═══ STORED DATA
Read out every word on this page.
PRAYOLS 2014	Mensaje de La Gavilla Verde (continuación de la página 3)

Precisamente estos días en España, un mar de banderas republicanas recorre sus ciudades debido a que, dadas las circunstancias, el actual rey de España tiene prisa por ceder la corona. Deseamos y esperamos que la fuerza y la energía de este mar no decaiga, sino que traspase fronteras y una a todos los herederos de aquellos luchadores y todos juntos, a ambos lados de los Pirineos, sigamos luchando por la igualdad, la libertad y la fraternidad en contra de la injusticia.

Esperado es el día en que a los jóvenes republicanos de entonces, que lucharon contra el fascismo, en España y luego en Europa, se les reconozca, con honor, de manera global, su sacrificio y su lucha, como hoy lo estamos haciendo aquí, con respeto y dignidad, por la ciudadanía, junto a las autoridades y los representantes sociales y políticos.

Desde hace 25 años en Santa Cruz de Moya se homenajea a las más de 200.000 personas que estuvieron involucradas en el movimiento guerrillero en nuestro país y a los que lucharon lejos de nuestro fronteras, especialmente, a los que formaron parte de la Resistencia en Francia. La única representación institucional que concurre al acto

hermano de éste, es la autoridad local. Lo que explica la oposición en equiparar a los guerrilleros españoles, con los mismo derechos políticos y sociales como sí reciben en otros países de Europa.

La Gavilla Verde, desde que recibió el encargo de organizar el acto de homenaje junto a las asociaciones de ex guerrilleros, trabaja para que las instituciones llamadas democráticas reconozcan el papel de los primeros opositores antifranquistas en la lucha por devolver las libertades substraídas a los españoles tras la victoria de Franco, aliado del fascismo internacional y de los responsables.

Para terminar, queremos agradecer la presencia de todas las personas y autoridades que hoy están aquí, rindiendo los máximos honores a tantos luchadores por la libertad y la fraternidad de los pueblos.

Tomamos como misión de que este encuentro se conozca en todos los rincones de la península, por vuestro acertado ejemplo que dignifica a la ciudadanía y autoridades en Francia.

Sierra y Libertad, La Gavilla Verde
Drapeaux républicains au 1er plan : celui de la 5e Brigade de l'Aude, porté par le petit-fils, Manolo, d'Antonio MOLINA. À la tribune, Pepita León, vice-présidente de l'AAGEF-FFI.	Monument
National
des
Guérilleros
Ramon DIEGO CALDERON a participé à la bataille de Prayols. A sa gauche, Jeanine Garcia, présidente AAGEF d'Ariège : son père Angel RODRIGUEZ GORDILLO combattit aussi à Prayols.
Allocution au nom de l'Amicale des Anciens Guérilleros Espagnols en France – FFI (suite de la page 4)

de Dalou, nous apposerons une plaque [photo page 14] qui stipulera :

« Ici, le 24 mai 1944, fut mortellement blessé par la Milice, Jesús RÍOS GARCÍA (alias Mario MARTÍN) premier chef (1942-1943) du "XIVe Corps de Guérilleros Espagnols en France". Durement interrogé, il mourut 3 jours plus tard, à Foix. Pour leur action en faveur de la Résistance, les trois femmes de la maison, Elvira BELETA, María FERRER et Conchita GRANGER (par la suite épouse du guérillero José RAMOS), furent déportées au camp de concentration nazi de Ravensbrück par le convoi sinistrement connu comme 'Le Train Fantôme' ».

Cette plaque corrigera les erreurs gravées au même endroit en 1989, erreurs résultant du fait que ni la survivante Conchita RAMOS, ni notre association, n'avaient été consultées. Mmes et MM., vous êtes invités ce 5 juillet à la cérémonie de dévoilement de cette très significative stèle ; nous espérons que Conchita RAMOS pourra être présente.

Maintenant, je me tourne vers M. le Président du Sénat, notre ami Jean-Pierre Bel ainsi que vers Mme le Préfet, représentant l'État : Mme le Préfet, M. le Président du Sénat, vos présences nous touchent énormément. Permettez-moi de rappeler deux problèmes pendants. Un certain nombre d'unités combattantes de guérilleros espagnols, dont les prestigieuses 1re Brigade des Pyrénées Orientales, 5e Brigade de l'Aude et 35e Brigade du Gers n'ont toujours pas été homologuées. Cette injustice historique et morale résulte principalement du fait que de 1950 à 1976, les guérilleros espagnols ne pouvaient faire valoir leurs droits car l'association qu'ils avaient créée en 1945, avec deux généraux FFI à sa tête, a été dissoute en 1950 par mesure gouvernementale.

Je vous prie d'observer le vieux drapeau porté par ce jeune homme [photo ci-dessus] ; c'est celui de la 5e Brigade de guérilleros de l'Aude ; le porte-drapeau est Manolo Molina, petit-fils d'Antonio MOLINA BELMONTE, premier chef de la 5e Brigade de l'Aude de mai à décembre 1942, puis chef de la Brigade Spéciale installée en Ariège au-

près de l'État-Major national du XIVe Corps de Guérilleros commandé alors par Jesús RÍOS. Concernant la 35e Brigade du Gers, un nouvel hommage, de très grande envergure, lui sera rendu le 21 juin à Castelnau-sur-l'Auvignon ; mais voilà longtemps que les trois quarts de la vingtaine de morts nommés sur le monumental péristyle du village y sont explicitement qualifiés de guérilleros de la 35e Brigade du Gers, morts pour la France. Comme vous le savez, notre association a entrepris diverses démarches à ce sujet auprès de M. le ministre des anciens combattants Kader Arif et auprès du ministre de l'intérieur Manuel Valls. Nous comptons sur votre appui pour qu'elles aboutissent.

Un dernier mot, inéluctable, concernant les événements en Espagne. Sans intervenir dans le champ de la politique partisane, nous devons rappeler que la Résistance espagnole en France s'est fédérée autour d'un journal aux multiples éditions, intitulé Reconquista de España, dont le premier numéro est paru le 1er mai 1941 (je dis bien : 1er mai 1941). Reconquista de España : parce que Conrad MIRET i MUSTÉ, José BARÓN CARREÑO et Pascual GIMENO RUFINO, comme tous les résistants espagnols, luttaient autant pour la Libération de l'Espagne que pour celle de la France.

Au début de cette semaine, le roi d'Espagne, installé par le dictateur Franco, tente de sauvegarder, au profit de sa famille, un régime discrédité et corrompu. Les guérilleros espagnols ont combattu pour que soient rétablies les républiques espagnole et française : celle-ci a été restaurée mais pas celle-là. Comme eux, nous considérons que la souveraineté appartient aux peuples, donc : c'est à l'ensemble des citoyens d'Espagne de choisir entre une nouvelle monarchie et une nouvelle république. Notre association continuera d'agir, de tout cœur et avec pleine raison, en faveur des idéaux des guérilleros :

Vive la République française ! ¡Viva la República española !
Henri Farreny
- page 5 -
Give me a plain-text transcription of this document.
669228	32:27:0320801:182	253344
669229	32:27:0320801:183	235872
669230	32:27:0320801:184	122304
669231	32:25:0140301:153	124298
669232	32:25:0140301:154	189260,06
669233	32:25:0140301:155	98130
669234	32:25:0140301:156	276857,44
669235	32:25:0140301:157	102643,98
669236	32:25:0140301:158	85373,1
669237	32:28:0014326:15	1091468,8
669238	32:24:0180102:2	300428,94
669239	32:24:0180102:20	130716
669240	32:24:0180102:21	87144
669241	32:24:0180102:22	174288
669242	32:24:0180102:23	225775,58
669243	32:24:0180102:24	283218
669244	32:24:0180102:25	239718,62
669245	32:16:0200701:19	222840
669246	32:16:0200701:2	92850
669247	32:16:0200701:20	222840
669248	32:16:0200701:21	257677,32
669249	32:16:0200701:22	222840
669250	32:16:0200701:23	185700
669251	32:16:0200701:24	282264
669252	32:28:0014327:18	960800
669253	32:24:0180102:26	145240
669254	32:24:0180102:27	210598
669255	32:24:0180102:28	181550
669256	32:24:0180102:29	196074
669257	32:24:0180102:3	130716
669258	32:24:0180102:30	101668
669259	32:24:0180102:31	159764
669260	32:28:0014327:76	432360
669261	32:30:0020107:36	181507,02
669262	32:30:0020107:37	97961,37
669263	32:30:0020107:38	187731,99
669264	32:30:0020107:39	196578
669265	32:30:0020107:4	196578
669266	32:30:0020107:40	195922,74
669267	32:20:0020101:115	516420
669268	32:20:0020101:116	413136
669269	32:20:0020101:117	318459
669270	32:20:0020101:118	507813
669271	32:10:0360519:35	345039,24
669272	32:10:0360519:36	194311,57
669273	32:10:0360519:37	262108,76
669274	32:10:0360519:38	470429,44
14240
══════
WRITTEN TASK — Copy each line of the records above that carries the word "Francia".

TASK OUTPUT —
Desde hace 25 años en Santa Cruz de Moya se homenajea a las más de 200.000 personas que estuvieron involucradas en el movimiento guerrillero en nuestro país y a los que lucharon lejos de nuestro fronteras, especialmente, a los que formaron parte de la Resistencia en Francia. La única representación institucional que concurre al acto
Tomamos como misión de que este encuentro se conozca en todos los rincones de la península, por vuestro acertado ejemplo que dignifica a la ciudadanía y autoridades en Francia.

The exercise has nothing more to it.